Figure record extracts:

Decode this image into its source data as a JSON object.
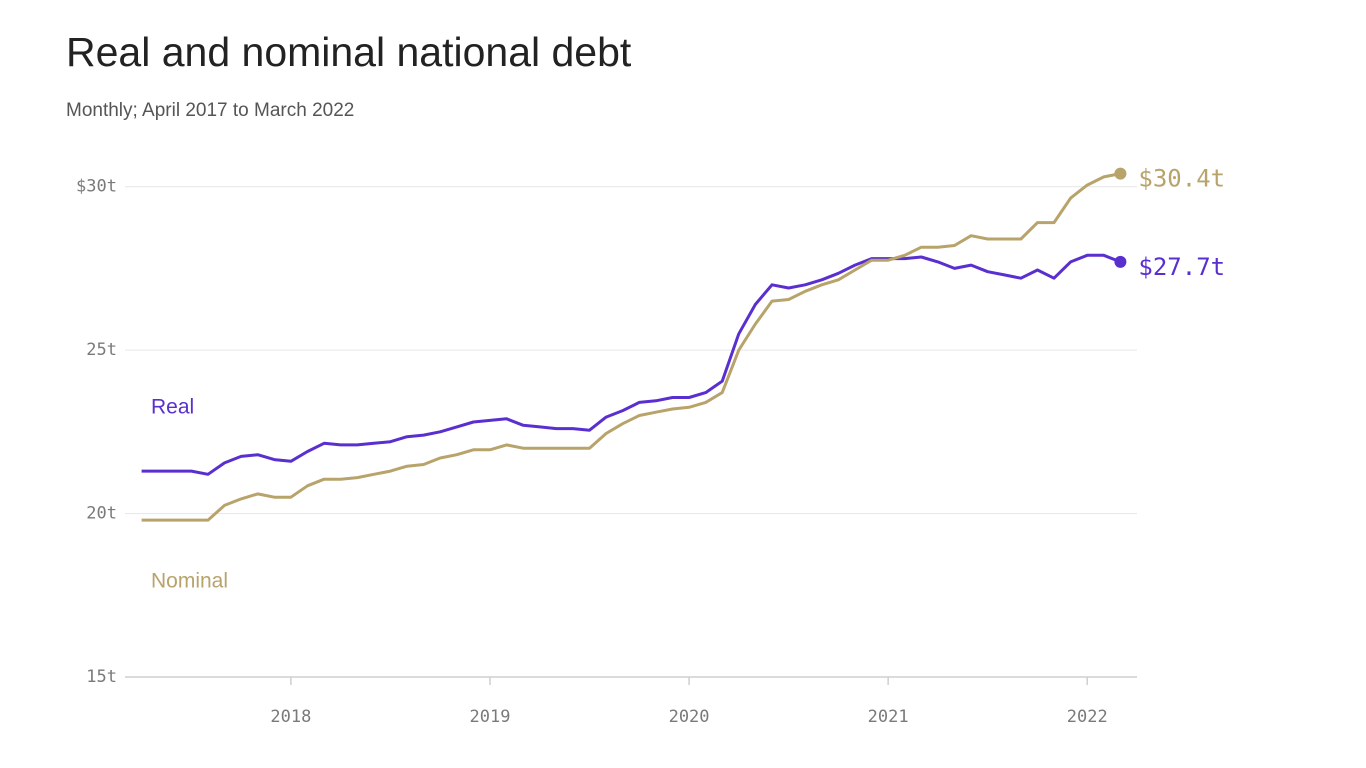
{
  "chart_data": {
    "type": "line",
    "title": "Real and nominal national debt",
    "subtitle": "Monthly; April 2017 to March 2022",
    "x": [
      "2017-04",
      "2017-05",
      "2017-06",
      "2017-07",
      "2017-08",
      "2017-09",
      "2017-10",
      "2017-11",
      "2017-12",
      "2018-01",
      "2018-02",
      "2018-03",
      "2018-04",
      "2018-05",
      "2018-06",
      "2018-07",
      "2018-08",
      "2018-09",
      "2018-10",
      "2018-11",
      "2018-12",
      "2019-01",
      "2019-02",
      "2019-03",
      "2019-04",
      "2019-05",
      "2019-06",
      "2019-07",
      "2019-08",
      "2019-09",
      "2019-10",
      "2019-11",
      "2019-12",
      "2020-01",
      "2020-02",
      "2020-03",
      "2020-04",
      "2020-05",
      "2020-06",
      "2020-07",
      "2020-08",
      "2020-09",
      "2020-10",
      "2020-11",
      "2020-12",
      "2021-01",
      "2021-02",
      "2021-03",
      "2021-04",
      "2021-05",
      "2021-06",
      "2021-07",
      "2021-08",
      "2021-09",
      "2021-10",
      "2021-11",
      "2021-12",
      "2022-01",
      "2022-02",
      "2022-03"
    ],
    "series": [
      {
        "name": "Real",
        "color": "#5a2fd0",
        "values": [
          21.3,
          21.3,
          21.3,
          21.3,
          21.2,
          21.55,
          21.75,
          21.8,
          21.65,
          21.6,
          21.9,
          22.15,
          22.1,
          22.1,
          22.15,
          22.2,
          22.35,
          22.4,
          22.5,
          22.65,
          22.8,
          22.85,
          22.9,
          22.7,
          22.65,
          22.6,
          22.6,
          22.55,
          22.95,
          23.15,
          23.4,
          23.45,
          23.55,
          23.55,
          23.7,
          24.05,
          25.5,
          26.4,
          27.0,
          26.9,
          27.0,
          27.15,
          27.35,
          27.6,
          27.8,
          27.8,
          27.8,
          27.85,
          27.7,
          27.5,
          27.6,
          27.4,
          27.3,
          27.2,
          27.45,
          27.2,
          27.7,
          27.9,
          27.9,
          27.7
        ],
        "value_labels": [
          null,
          null,
          null,
          null,
          null,
          null,
          null,
          null,
          null,
          null,
          null,
          null,
          null,
          null,
          null,
          null,
          null,
          null,
          null,
          null,
          null,
          null,
          null,
          null,
          null,
          null,
          null,
          null,
          null,
          null,
          null,
          null,
          null,
          null,
          null,
          null,
          null,
          null,
          null,
          null,
          null,
          null,
          null,
          null,
          null,
          null,
          null,
          null,
          null,
          null,
          null,
          null,
          null,
          null,
          null,
          null,
          null,
          null,
          null,
          "$27.7t"
        ]
      },
      {
        "name": "Nominal",
        "color": "#b8a36b",
        "values": [
          19.8,
          19.8,
          19.8,
          19.8,
          19.8,
          20.25,
          20.45,
          20.6,
          20.5,
          20.5,
          20.85,
          21.05,
          21.05,
          21.1,
          21.2,
          21.3,
          21.45,
          21.5,
          21.7,
          21.8,
          21.95,
          21.95,
          22.1,
          22.0,
          22.0,
          22.0,
          22.0,
          22.0,
          22.45,
          22.75,
          23.0,
          23.1,
          23.2,
          23.25,
          23.4,
          23.7,
          25.0,
          25.8,
          26.5,
          26.55,
          26.8,
          27.0,
          27.15,
          27.45,
          27.75,
          27.75,
          27.9,
          28.15,
          28.15,
          28.2,
          28.5,
          28.4,
          28.4,
          28.4,
          28.9,
          28.9,
          29.65,
          30.05,
          30.3,
          30.4
        ],
        "value_labels": [
          null,
          null,
          null,
          null,
          null,
          null,
          null,
          null,
          null,
          null,
          null,
          null,
          null,
          null,
          null,
          null,
          null,
          null,
          null,
          null,
          null,
          null,
          null,
          null,
          null,
          null,
          null,
          null,
          null,
          null,
          null,
          null,
          null,
          null,
          null,
          null,
          null,
          null,
          null,
          null,
          null,
          null,
          null,
          null,
          null,
          null,
          null,
          null,
          null,
          null,
          null,
          null,
          null,
          null,
          null,
          null,
          null,
          null,
          null,
          "$30.4t"
        ]
      }
    ],
    "xlim": [
      "2017-03",
      "2022-04"
    ],
    "xticks": [
      2018,
      2019,
      2020,
      2021,
      2022
    ],
    "ylim": [
      15,
      31
    ],
    "yticks": [
      {
        "value": 15,
        "label": "15t"
      },
      {
        "value": 20,
        "label": "20t"
      },
      {
        "value": 25,
        "label": "25t"
      },
      {
        "value": 30,
        "label": "$30t"
      }
    ],
    "grid": true
  }
}
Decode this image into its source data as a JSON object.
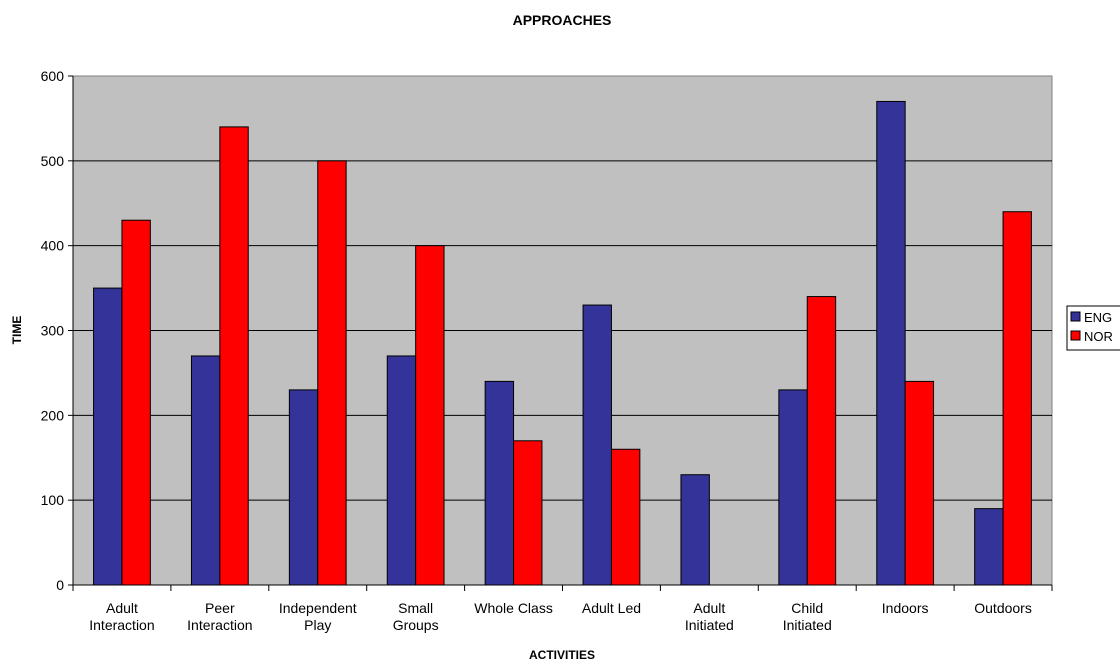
{
  "chart_data": {
    "type": "bar",
    "title": "APPROACHES",
    "xlabel": "ACTIVITIES",
    "ylabel": "TIME",
    "ylim": [
      0,
      600
    ],
    "yticks": [
      0,
      100,
      200,
      300,
      400,
      500,
      600
    ],
    "grid": true,
    "legend_position": "right",
    "plot_background": "#c0c0c0",
    "categories": [
      [
        "Adult",
        "Interaction"
      ],
      [
        "Peer",
        "Interaction"
      ],
      [
        "Independent",
        "Play"
      ],
      [
        "Small",
        "Groups"
      ],
      [
        "Whole Class"
      ],
      [
        "Adult Led"
      ],
      [
        "Adult",
        "Initiated"
      ],
      [
        "Child",
        "Initiated"
      ],
      [
        "Indoors"
      ],
      [
        "Outdoors"
      ]
    ],
    "series": [
      {
        "name": "ENG",
        "color": "#333399",
        "values": [
          350,
          270,
          230,
          270,
          240,
          330,
          130,
          230,
          570,
          90
        ]
      },
      {
        "name": "NOR",
        "color": "#ff0000",
        "values": [
          430,
          540,
          500,
          400,
          170,
          160,
          0,
          340,
          240,
          440
        ]
      }
    ]
  }
}
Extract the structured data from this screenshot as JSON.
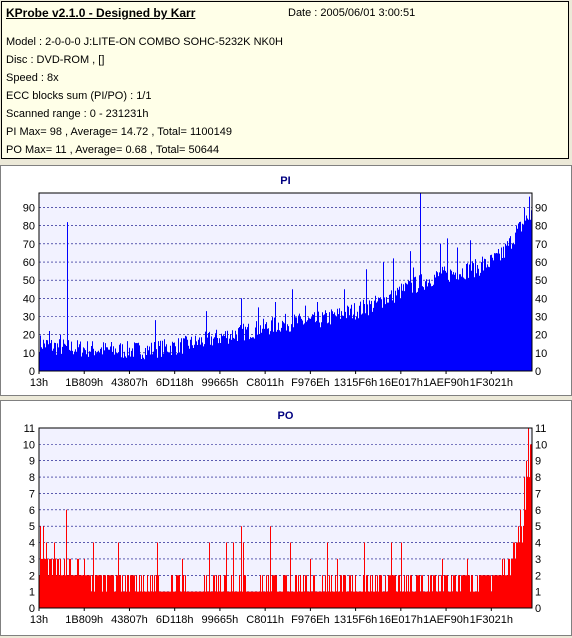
{
  "header": {
    "title": "KProbe v2.1.0 - Designed by Karr",
    "date": "Date : 2005/06/01 3:00:51",
    "lines": [
      "Model : 2-0-0-0 J:LITE-ON COMBO SOHC-5232K NK0H",
      "Disc : DVD-ROM ,  []",
      "Speed : 8x",
      "ECC blocks sum (PI/PO) : 1/1",
      "Scanned range : 0 - 231231h",
      "PI Max= 98 , Average= 14.72 , Total= 1100149",
      "PO Max= 11 , Average= 0.68 , Total= 50644"
    ]
  },
  "colors": {
    "pi": "#0000ff",
    "po": "#ff0000",
    "plot_bg": "#f2f2ff",
    "grid": "#000080"
  },
  "chart_data": [
    {
      "type": "bar",
      "title": "PI",
      "x_ticks": [
        "13h",
        "1B809h",
        "43807h",
        "6D118h",
        "99665h",
        "C8011h",
        "F976Eh",
        "1315F6h",
        "16E017h",
        "1AEF90h",
        "1F3021h"
      ],
      "ylim": [
        0,
        98
      ],
      "y_ticks": [
        0,
        10,
        20,
        30,
        40,
        50,
        60,
        70,
        80,
        90
      ],
      "profile": [
        [
          0,
          14
        ],
        [
          3,
          12
        ],
        [
          8,
          11
        ],
        [
          15,
          10
        ],
        [
          22,
          10
        ],
        [
          30,
          13
        ],
        [
          38,
          18
        ],
        [
          45,
          22
        ],
        [
          50,
          25
        ],
        [
          56,
          26
        ],
        [
          62,
          30
        ],
        [
          68,
          35
        ],
        [
          74,
          43
        ],
        [
          80,
          50
        ],
        [
          85,
          53
        ],
        [
          90,
          56
        ],
        [
          94,
          62
        ],
        [
          97,
          75
        ],
        [
          100,
          85
        ]
      ],
      "spikes": [
        [
          0.057,
          82
        ],
        [
          0.02,
          22
        ],
        [
          0.043,
          20
        ],
        [
          0.235,
          28
        ],
        [
          0.34,
          33
        ],
        [
          0.41,
          40
        ],
        [
          0.445,
          35
        ],
        [
          0.48,
          38
        ],
        [
          0.515,
          45
        ],
        [
          0.54,
          36
        ],
        [
          0.565,
          38
        ],
        [
          0.62,
          45
        ],
        [
          0.665,
          56
        ],
        [
          0.7,
          60
        ],
        [
          0.72,
          62
        ],
        [
          0.755,
          66
        ],
        [
          0.76,
          57
        ],
        [
          0.775,
          98
        ],
        [
          0.815,
          70
        ],
        [
          0.83,
          73
        ],
        [
          0.85,
          68
        ],
        [
          0.875,
          72
        ],
        [
          0.9,
          63
        ],
        [
          0.94,
          68
        ],
        [
          0.97,
          80
        ],
        [
          0.985,
          90
        ],
        [
          0.995,
          96
        ]
      ],
      "noise": 10,
      "seed": 7
    },
    {
      "type": "bar",
      "title": "PO",
      "x_ticks": [
        "13h",
        "1B809h",
        "43807h",
        "6D118h",
        "99665h",
        "C8011h",
        "F976Eh",
        "1315F6h",
        "16E017h",
        "1AEF90h",
        "1F3021h"
      ],
      "ylim": [
        0,
        11
      ],
      "y_ticks": [
        0,
        1,
        2,
        3,
        4,
        5,
        6,
        7,
        8,
        9,
        10,
        11
      ],
      "profile": [
        [
          0,
          2.4
        ],
        [
          5,
          2
        ],
        [
          10,
          1.7
        ],
        [
          20,
          1.3
        ],
        [
          30,
          1.1
        ],
        [
          40,
          1
        ],
        [
          50,
          1
        ],
        [
          60,
          1.1
        ],
        [
          70,
          1.2
        ],
        [
          80,
          1.3
        ],
        [
          90,
          1.4
        ],
        [
          95,
          2
        ],
        [
          98,
          4.5
        ],
        [
          100,
          9
        ]
      ],
      "spikes": [
        [
          0.003,
          5
        ],
        [
          0.008,
          5
        ],
        [
          0.015,
          4
        ],
        [
          0.03,
          4
        ],
        [
          0.055,
          6
        ],
        [
          0.08,
          3
        ],
        [
          0.11,
          4
        ],
        [
          0.16,
          4
        ],
        [
          0.24,
          4
        ],
        [
          0.29,
          3
        ],
        [
          0.345,
          4
        ],
        [
          0.38,
          4
        ],
        [
          0.395,
          4
        ],
        [
          0.41,
          5
        ],
        [
          0.415,
          4
        ],
        [
          0.47,
          5
        ],
        [
          0.51,
          4
        ],
        [
          0.55,
          3
        ],
        [
          0.585,
          4
        ],
        [
          0.605,
          3
        ],
        [
          0.66,
          4
        ],
        [
          0.715,
          4
        ],
        [
          0.735,
          4
        ],
        [
          0.82,
          3
        ],
        [
          0.87,
          3
        ],
        [
          0.96,
          3
        ],
        [
          0.973,
          5
        ],
        [
          0.978,
          6
        ],
        [
          0.985,
          8
        ],
        [
          0.99,
          9
        ],
        [
          0.993,
          11
        ],
        [
          0.997,
          10
        ]
      ],
      "noise": 1.3,
      "seed": 13
    }
  ]
}
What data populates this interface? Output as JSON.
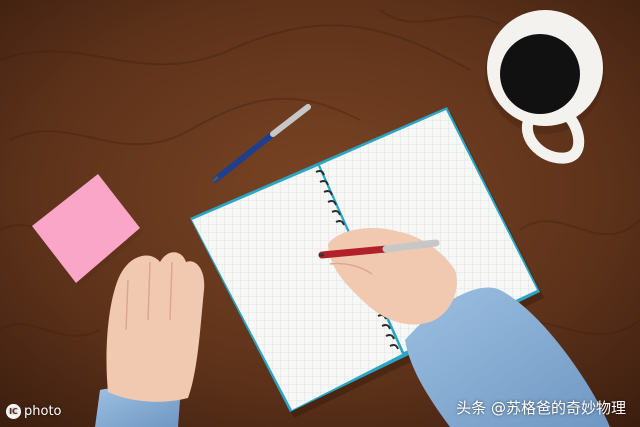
{
  "watermark": {
    "logo_text": "photo",
    "logo_badge": "IC",
    "credit": "头条 @苏格爸的奇妙物理"
  },
  "scene": {
    "subject": "hands writing in a spiral grid notebook",
    "colors": {
      "wood": "#6b3a1f",
      "wood_dark": "#3e1f0e",
      "sticky_note": "#f9a6c8",
      "notebook_page": "#f7f8f6",
      "grid_line": "#c9d3d8",
      "notebook_edge": "#2aa6c4",
      "mug": "#f4f2ee",
      "coffee": "#111111",
      "sleeve": "#8fb4d8",
      "skin": "#f1c9b1",
      "red_pen": "#b2202a",
      "blue_pen": "#1e3f8f",
      "chrome": "#c7c7c7"
    }
  }
}
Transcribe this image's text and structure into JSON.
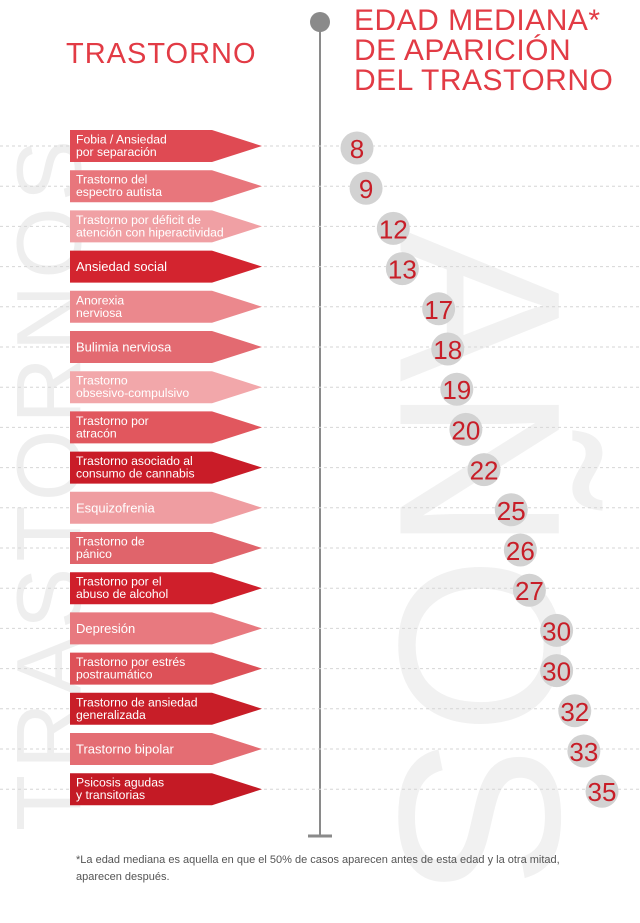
{
  "background": {
    "left_word": "TRASTORNOS",
    "right_word": "AÑOS"
  },
  "header": {
    "left_title": "TRASTORNO",
    "right_title": [
      "EDAD MEDIANA*",
      "DE APARICIÓN",
      "DEL TRASTORNO"
    ]
  },
  "colors": {
    "title": "#e23b45",
    "axis": "#8a8a8a",
    "dashed_line": "#d6d6d6",
    "bubble": "#d2d2d2",
    "value_text": "#c81e28"
  },
  "chart_data": {
    "type": "scatter",
    "categories": [
      [
        "Fobia / Ansiedad",
        "por separación"
      ],
      [
        "Trastorno del",
        "espectro autista"
      ],
      [
        "Trastorno por déficit de",
        "atención con hiperactividad"
      ],
      [
        "Ansiedad social"
      ],
      [
        "Anorexia",
        "nerviosa"
      ],
      [
        "Bulimia nerviosa"
      ],
      [
        "Trastorno",
        "obsesivo-compulsivo"
      ],
      [
        "Trastorno por",
        "atracón"
      ],
      [
        "Trastorno asociado al",
        "consumo de cannabis"
      ],
      [
        "Esquizofrenia"
      ],
      [
        "Trastorno de",
        "pánico"
      ],
      [
        "Trastorno por el",
        "abuso de alcohol"
      ],
      [
        "Depresión"
      ],
      [
        "Trastorno por estrés",
        "postraumático"
      ],
      [
        "Trastorno de ansiedad",
        "generalizada"
      ],
      [
        "Trastorno bipolar"
      ],
      [
        "Psicosis agudas",
        "y transitorias"
      ]
    ],
    "values": [
      8,
      9,
      12,
      13,
      17,
      18,
      19,
      20,
      22,
      25,
      26,
      27,
      30,
      30,
      32,
      33,
      35
    ],
    "bar_colors": [
      "#df4a53",
      "#e8767c",
      "#f0a0a4",
      "#d3242f",
      "#eb888d",
      "#e36a71",
      "#f2a7aa",
      "#e1575e",
      "#c91c28",
      "#ef9da1",
      "#e0646b",
      "#cf1f2b",
      "#e8797f",
      "#dd5158",
      "#c81e28",
      "#e46d73",
      "#c41a25"
    ],
    "xlim": [
      8,
      35
    ]
  },
  "footnote": "*La edad mediana es aquella en que el 50% de casos aparecen antes de esta edad y la otra mitad, aparecen después."
}
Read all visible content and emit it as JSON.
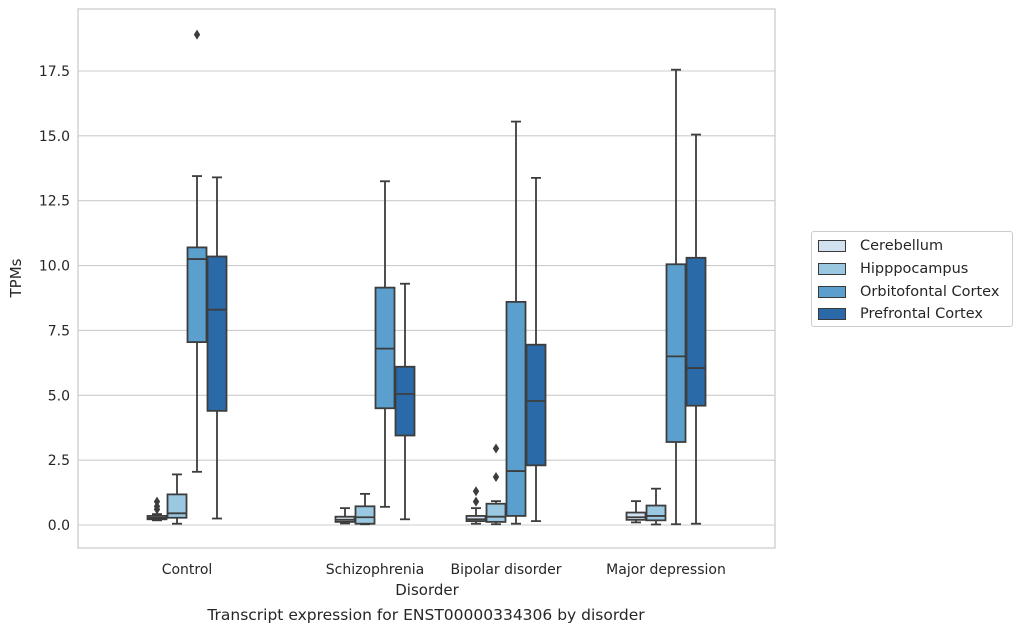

* The task *
Search the data for "JSON". Copy every matching line.

* Answer to the problem *
Decode this image into its source data as a JSON object.
Decode this image into its source data as a JSON object.
Extract the structured data from this screenshot as JSON.
What data populates this interface? Output as JSON.
Transcribe this image's text and structure into JSON.
Read all visible content and emit it as JSON.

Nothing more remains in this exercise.